Source material:
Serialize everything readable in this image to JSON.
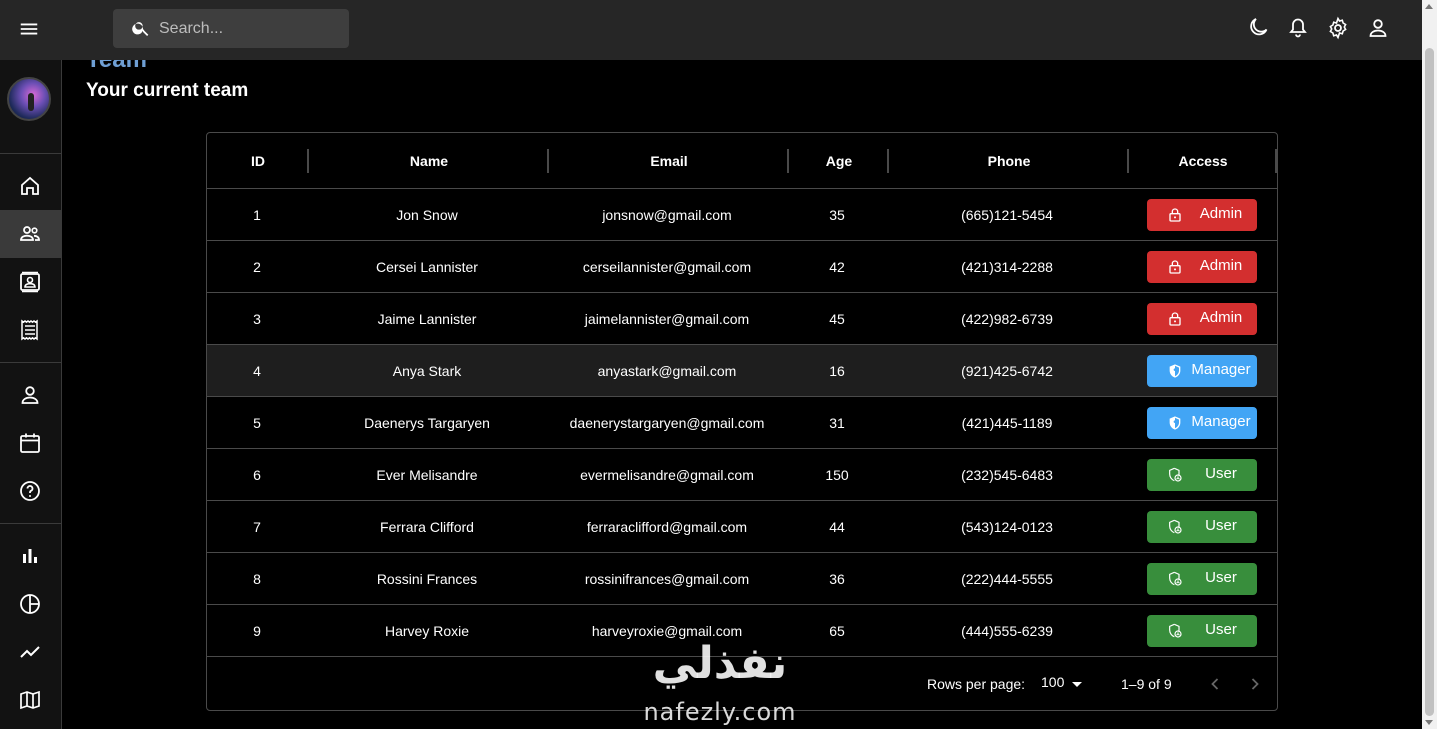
{
  "search": {
    "placeholder": "Search..."
  },
  "page": {
    "title": "Team",
    "subtitle": "Your current team"
  },
  "colors": {
    "admin": "#d32f2f",
    "manager": "#42a5f5",
    "user": "#388e3c",
    "title": "#6f9fd4"
  },
  "topbar_icons": [
    "menu-icon",
    "search-icon",
    "dark-mode-icon",
    "notifications-icon",
    "settings-icon",
    "person-icon"
  ],
  "sidebar": {
    "items": [
      {
        "icon": "home-icon"
      },
      {
        "icon": "team-icon",
        "active": true
      },
      {
        "icon": "contacts-icon"
      },
      {
        "icon": "invoices-icon"
      },
      {
        "icon": "profile-icon"
      },
      {
        "icon": "calendar-icon"
      },
      {
        "icon": "help-icon"
      },
      {
        "icon": "bar-chart-icon"
      },
      {
        "icon": "pie-chart-icon"
      },
      {
        "icon": "line-chart-icon"
      },
      {
        "icon": "map-icon"
      }
    ]
  },
  "table": {
    "headers": {
      "id": "ID",
      "name": "Name",
      "email": "Email",
      "age": "Age",
      "phone": "Phone",
      "access": "Access"
    },
    "rows": [
      {
        "id": "1",
        "name": "Jon Snow",
        "email": "jonsnow@gmail.com",
        "age": "35",
        "phone": "(665)121-5454",
        "access": "Admin"
      },
      {
        "id": "2",
        "name": "Cersei Lannister",
        "email": "cerseilannister@gmail.com",
        "age": "42",
        "phone": "(421)314-2288",
        "access": "Admin"
      },
      {
        "id": "3",
        "name": "Jaime Lannister",
        "email": "jaimelannister@gmail.com",
        "age": "45",
        "phone": "(422)982-6739",
        "access": "Admin"
      },
      {
        "id": "4",
        "name": "Anya Stark",
        "email": "anyastark@gmail.com",
        "age": "16",
        "phone": "(921)425-6742",
        "access": "Manager"
      },
      {
        "id": "5",
        "name": "Daenerys Targaryen",
        "email": "daenerystargaryen@gmail.com",
        "age": "31",
        "phone": "(421)445-1189",
        "access": "Manager"
      },
      {
        "id": "6",
        "name": "Ever Melisandre",
        "email": "evermelisandre@gmail.com",
        "age": "150",
        "phone": "(232)545-6483",
        "access": "User"
      },
      {
        "id": "7",
        "name": "Ferrara Clifford",
        "email": "ferraraclifford@gmail.com",
        "age": "44",
        "phone": "(543)124-0123",
        "access": "User"
      },
      {
        "id": "8",
        "name": "Rossini Frances",
        "email": "rossinifrances@gmail.com",
        "age": "36",
        "phone": "(222)444-5555",
        "access": "User"
      },
      {
        "id": "9",
        "name": "Harvey Roxie",
        "email": "harveyroxie@gmail.com",
        "age": "65",
        "phone": "(444)555-6239",
        "access": "User"
      }
    ],
    "footer": {
      "rows_per_page_label": "Rows per page:",
      "rows_per_page_value": "100",
      "page_info": "1–9 of 9"
    }
  },
  "watermark": {
    "arabic": "نفذلي",
    "latin": "nafezly.com"
  }
}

What this task involves:
Write the entries above out in full, exactly, with no images.

Solution below:
Serialize everything readable in this image to JSON.
{
  "search": {
    "placeholder": "Search..."
  },
  "page": {
    "title": "Team",
    "subtitle": "Your current team"
  },
  "colors": {
    "admin": "#d32f2f",
    "manager": "#42a5f5",
    "user": "#388e3c",
    "title": "#6f9fd4"
  },
  "topbar_icons": [
    "menu-icon",
    "search-icon",
    "dark-mode-icon",
    "notifications-icon",
    "settings-icon",
    "person-icon"
  ],
  "sidebar": {
    "items": [
      {
        "icon": "home-icon"
      },
      {
        "icon": "team-icon",
        "active": true
      },
      {
        "icon": "contacts-icon"
      },
      {
        "icon": "invoices-icon"
      },
      {
        "icon": "profile-icon"
      },
      {
        "icon": "calendar-icon"
      },
      {
        "icon": "help-icon"
      },
      {
        "icon": "bar-chart-icon"
      },
      {
        "icon": "pie-chart-icon"
      },
      {
        "icon": "line-chart-icon"
      },
      {
        "icon": "map-icon"
      }
    ]
  },
  "table": {
    "headers": {
      "id": "ID",
      "name": "Name",
      "email": "Email",
      "age": "Age",
      "phone": "Phone",
      "access": "Access"
    },
    "rows": [
      {
        "id": "1",
        "name": "Jon Snow",
        "email": "jonsnow@gmail.com",
        "age": "35",
        "phone": "(665)121-5454",
        "access": "Admin"
      },
      {
        "id": "2",
        "name": "Cersei Lannister",
        "email": "cerseilannister@gmail.com",
        "age": "42",
        "phone": "(421)314-2288",
        "access": "Admin"
      },
      {
        "id": "3",
        "name": "Jaime Lannister",
        "email": "jaimelannister@gmail.com",
        "age": "45",
        "phone": "(422)982-6739",
        "access": "Admin"
      },
      {
        "id": "4",
        "name": "Anya Stark",
        "email": "anyastark@gmail.com",
        "age": "16",
        "phone": "(921)425-6742",
        "access": "Manager"
      },
      {
        "id": "5",
        "name": "Daenerys Targaryen",
        "email": "daenerystargaryen@gmail.com",
        "age": "31",
        "phone": "(421)445-1189",
        "access": "Manager"
      },
      {
        "id": "6",
        "name": "Ever Melisandre",
        "email": "evermelisandre@gmail.com",
        "age": "150",
        "phone": "(232)545-6483",
        "access": "User"
      },
      {
        "id": "7",
        "name": "Ferrara Clifford",
        "email": "ferraraclifford@gmail.com",
        "age": "44",
        "phone": "(543)124-0123",
        "access": "User"
      },
      {
        "id": "8",
        "name": "Rossini Frances",
        "email": "rossinifrances@gmail.com",
        "age": "36",
        "phone": "(222)444-5555",
        "access": "User"
      },
      {
        "id": "9",
        "name": "Harvey Roxie",
        "email": "harveyroxie@gmail.com",
        "age": "65",
        "phone": "(444)555-6239",
        "access": "User"
      }
    ],
    "footer": {
      "rows_per_page_label": "Rows per page:",
      "rows_per_page_value": "100",
      "page_info": "1–9 of 9"
    }
  },
  "watermark": {
    "arabic": "نفذلي",
    "latin": "nafezly.com"
  }
}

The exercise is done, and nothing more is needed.